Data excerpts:
⁂
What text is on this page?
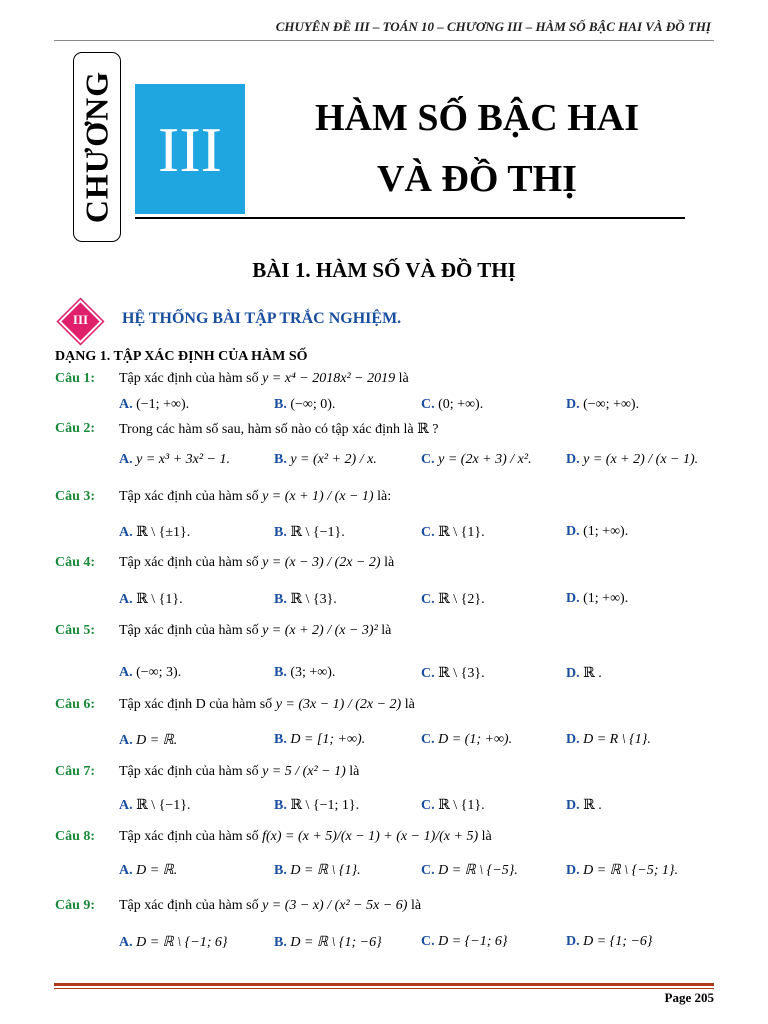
CHUYÊN ĐỀ III – TOÁN 10 – CHƯƠNG III – HÀM SỐ BẬC HAI VÀ ĐỒ THỊ
CHƯƠNG III	HÀM SỐ BẬC HAI
VÀ ĐỒ THỊ
BÀI 1. HÀM SỐ VÀ ĐỒ THỊ
III	HỆ THỐNG BÀI TẬP TRẮC NGHIỆM.
DẠNG 1. TẬP XÁC ĐỊNH CỦA HÀM SỐ
Câu 1: Tập xác định của hàm số y = x⁴ − 2018x² − 2019 là
A. (−1; +∞).	B. (−∞; 0).	C. (0; +∞).	D. (−∞; +∞).
Câu 2: Trong các hàm số sau, hàm số nào có tập xác định là ℝ ?
A. y = x³ + 3x² − 1.	B. y = (x² + 2) / x.	C. y = (2x + 3) / x². D. y = (x + 2) / (x − 1).
Câu 3: Tập xác định của hàm số y = (x + 1) / (x − 1) là:
A. ℝ \ {±1}.	B. ℝ \ {−1}.	C. ℝ \ {1}.	D. (1; +∞).
Câu 4: Tập xác định của hàm số y = (x − 3) / (2x − 2) là
A. ℝ \ {1}.	B. ℝ \ {3}.	C. ℝ \ {2}.	D. (1; +∞).
Câu 5: Tập xác định của hàm số y = (x + 2) / (x − 3)² là
A. (−∞; 3).	B. (3; +∞).	C. ℝ \ {3}.	D. ℝ .
Câu 6: Tập xác định D của hàm số y = (3x − 1) / (2x − 2) là
A. D = ℝ.	B. D = [1; +∞).	C. D = (1; +∞).	D. D = R \ {1}.
Câu 7: Tập xác định của hàm số y = 5 / (x² − 1) là
A. ℝ \ {−1}.	B. ℝ \ {−1; 1}.	C. ℝ \ {1}.	D. ℝ .
Câu 8: Tập xác định của hàm số f(x) = (x + 5)/(x − 1) + (x − 1)/(x + 5) là
A. D = ℝ.	B. D = ℝ \ {1}.	C. D = ℝ \ {−5}.	D. D = ℝ \ {−5; 1}.
Câu 9: Tập xác định của hàm số y = (3 − x) / (x² − 5x − 6) là
A. D = ℝ \ {−1; 6}	B. D = ℝ \ {1; −6}	C. D = {−1; 6}	D. D = {1; −6}
Page 205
⁂
Print the records above exactly as they stand, but leave out the pictures.

What text is on this page?
CHUYÊN ĐỀ III – TOÁN 10 – CHƯƠNG III – HÀM SỐ BẬC HAI VÀ ĐỒ THỊ
CHƯƠNG III	HÀM SỐ BẬC HAI
VÀ ĐỒ THỊ
BÀI 1. HÀM SỐ VÀ ĐỒ THỊ
III	HỆ THỐNG BÀI TẬP TRẮC NGHIỆM.
DẠNG 1. TẬP XÁC ĐỊNH CỦA HÀM SỐ
Câu 1: Tập xác định của hàm số y = x⁴ − 2018x² − 2019 là
A. (−1; +∞).	B. (−∞; 0).	C. (0; +∞).	D. (−∞; +∞).
Câu 2: Trong các hàm số sau, hàm số nào có tập xác định là ℝ ?
A. y = x³ + 3x² − 1.	B. y = (x² + 2) / x.	C. y = (2x + 3) / x². D. y = (x + 2) / (x − 1).
Câu 3: Tập xác định của hàm số y = (x + 1) / (x − 1) là:
A. ℝ \ {±1}.	B. ℝ \ {−1}.	C. ℝ \ {1}.	D. (1; +∞).
Câu 4: Tập xác định của hàm số y = (x − 3) / (2x − 2) là
A. ℝ \ {1}.	B. ℝ \ {3}.	C. ℝ \ {2}.	D. (1; +∞).
Câu 5: Tập xác định của hàm số y = (x + 2) / (x − 3)² là
A. (−∞; 3).	B. (3; +∞).	C. ℝ \ {3}.	D. ℝ .
Câu 6: Tập xác định D của hàm số y = (3x − 1) / (2x − 2) là
A. D = ℝ.	B. D = [1; +∞).	C. D = (1; +∞).	D. D = R \ {1}.
Câu 7: Tập xác định của hàm số y = 5 / (x² − 1) là
A. ℝ \ {−1}.	B. ℝ \ {−1; 1}.	C. ℝ \ {1}.	D. ℝ .
Câu 8: Tập xác định của hàm số f(x) = (x + 5)/(x − 1) + (x − 1)/(x + 5) là
A. D = ℝ.	B. D = ℝ \ {1}.	C. D = ℝ \ {−5}.	D. D = ℝ \ {−5; 1}.
Câu 9: Tập xác định của hàm số y = (3 − x) / (x² − 5x − 6) là
A. D = ℝ \ {−1; 6}	B. D = ℝ \ {1; −6}	C. D = {−1; 6}	D. D = {1; −6}
Page 205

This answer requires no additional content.